■ Problem requirements ■
Show all lines holding the string "title".

-- start Data shown --

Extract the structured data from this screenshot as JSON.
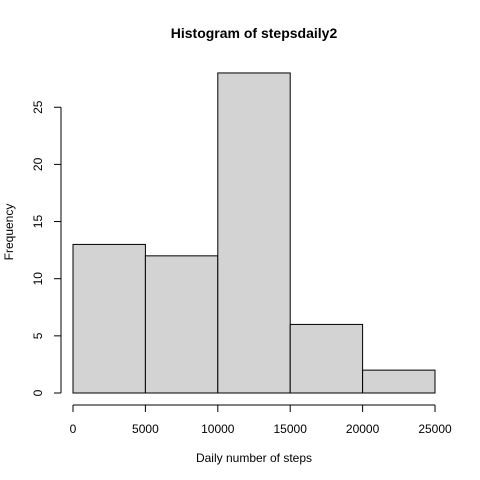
{
  "chart_data": {
    "type": "bar",
    "title": "Histogram of stepsdaily2",
    "xlabel": "Daily number of steps",
    "ylabel": "Frequency",
    "bin_edges": [
      0,
      5000,
      10000,
      15000,
      20000,
      25000
    ],
    "values": [
      13,
      12,
      28,
      6,
      2
    ],
    "xlim": [
      0,
      25000
    ],
    "ylim": [
      0,
      28
    ],
    "x_ticks": [
      0,
      5000,
      10000,
      15000,
      20000,
      25000
    ],
    "x_tick_labels": [
      "0",
      "5000",
      "10000",
      "15000",
      "20000",
      "25000"
    ],
    "y_ticks": [
      0,
      5,
      10,
      15,
      20,
      25
    ],
    "y_tick_labels": [
      "0",
      "5",
      "10",
      "15",
      "20",
      "25"
    ],
    "grid": false,
    "bar_color": "#d3d3d3",
    "edge_color": "#000000"
  }
}
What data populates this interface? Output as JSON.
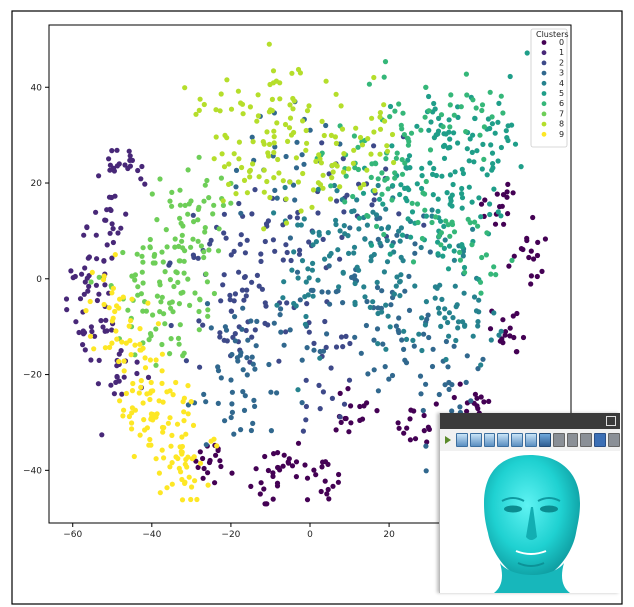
{
  "chart_data": {
    "type": "scatter",
    "title": "",
    "xlabel": "",
    "ylabel": "",
    "xlim": [
      -66,
      66
    ],
    "ylim": [
      -51,
      53
    ],
    "x_ticks": [
      -60,
      -40,
      -20,
      0,
      20
    ],
    "y_ticks": [
      -40,
      -20,
      0,
      20,
      40
    ],
    "x_tick_labels": [
      "−60",
      "−40",
      "−20",
      "0",
      "20"
    ],
    "y_tick_labels": [
      "−40",
      "−20",
      "0",
      "20",
      "40"
    ],
    "grid": false,
    "legend": {
      "title": "Clusters",
      "position": "top-right",
      "entries": [
        "0",
        "1",
        "2",
        "3",
        "4",
        "5",
        "6",
        "7",
        "8",
        "9"
      ]
    },
    "colors": [
      "#440154",
      "#482878",
      "#3e4989",
      "#31688e",
      "#26828e",
      "#1f9e89",
      "#35b779",
      "#6ece58",
      "#b5de2b",
      "#fde725"
    ],
    "series": [
      {
        "name": "0",
        "centers": [
          [
            48,
            15
          ],
          [
            55,
            4
          ],
          [
            50,
            -10
          ],
          [
            42,
            -26
          ],
          [
            28,
            -30
          ],
          [
            10,
            -28
          ],
          [
            -5,
            -38
          ],
          [
            -12,
            -44
          ],
          [
            -25,
            -38
          ],
          [
            3,
            -42
          ]
        ],
        "spread": [
          3,
          3
        ],
        "count": 160
      },
      {
        "name": "1",
        "centers": [
          [
            -46,
            24
          ],
          [
            -52,
            10
          ],
          [
            -57,
            0
          ],
          [
            -55,
            -10
          ],
          [
            -48,
            -20
          ]
        ],
        "spread": [
          3,
          3
        ],
        "count": 110
      },
      {
        "name": "2",
        "centers": [
          [
            -12,
            0
          ],
          [
            -20,
            -10
          ],
          [
            5,
            -20
          ],
          [
            -5,
            10
          ],
          [
            -25,
            5
          ],
          [
            12,
            18
          ]
        ],
        "spread": [
          6,
          6
        ],
        "count": 150
      },
      {
        "name": "3",
        "centers": [
          [
            -15,
            -15
          ],
          [
            5,
            -5
          ],
          [
            25,
            -15
          ],
          [
            35,
            -25
          ],
          [
            -20,
            -25
          ],
          [
            20,
            0
          ],
          [
            -5,
            25
          ]
        ],
        "spread": [
          6,
          6
        ],
        "count": 190
      },
      {
        "name": "4",
        "centers": [
          [
            20,
            10
          ],
          [
            35,
            0
          ],
          [
            40,
            -10
          ],
          [
            5,
            10
          ],
          [
            0,
            0
          ],
          [
            15,
            -5
          ]
        ],
        "spread": [
          6,
          6
        ],
        "count": 170
      },
      {
        "name": "5",
        "centers": [
          [
            30,
            30
          ],
          [
            40,
            22
          ],
          [
            25,
            18
          ],
          [
            45,
            30
          ],
          [
            35,
            10
          ]
        ],
        "spread": [
          6,
          5
        ],
        "count": 150
      },
      {
        "name": "6",
        "centers": [
          [
            20,
            25
          ],
          [
            30,
            12
          ],
          [
            40,
            5
          ],
          [
            10,
            22
          ],
          [
            25,
            35
          ],
          [
            42,
            34
          ]
        ],
        "spread": [
          5,
          5
        ],
        "count": 120
      },
      {
        "name": "7",
        "centers": [
          [
            -35,
            10
          ],
          [
            -25,
            15
          ],
          [
            -42,
            0
          ],
          [
            -30,
            0
          ],
          [
            -38,
            -10
          ]
        ],
        "spread": [
          5,
          5
        ],
        "count": 140
      },
      {
        "name": "8",
        "centers": [
          [
            -5,
            40
          ],
          [
            -10,
            30
          ],
          [
            -15,
            22
          ],
          [
            8,
            27
          ],
          [
            -20,
            35
          ],
          [
            0,
            20
          ],
          [
            15,
            30
          ]
        ],
        "spread": [
          5,
          5
        ],
        "count": 150
      },
      {
        "name": "9",
        "centers": [
          [
            -38,
            -25
          ],
          [
            -35,
            -35
          ],
          [
            -45,
            -15
          ],
          [
            -50,
            -5
          ],
          [
            -30,
            -40
          ],
          [
            -42,
            -30
          ]
        ],
        "spread": [
          4,
          4
        ],
        "count": 150
      }
    ]
  },
  "viewer": {
    "title": "",
    "toolbar_icons": [
      "arrow-icon",
      "tri-icon",
      "tri-icon",
      "tri-icon",
      "tri-icon",
      "tri-icon",
      "tri-icon",
      "cube-icon",
      "gray-icon",
      "gray-icon",
      "gray-icon",
      "blue-icon",
      "gray-icon"
    ]
  }
}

-- end Data shown --

■ Problem solution ■
    "title": "Histogram of stepsdaily2",
    "title": "",
      "title": "Clusters",
    "title": "",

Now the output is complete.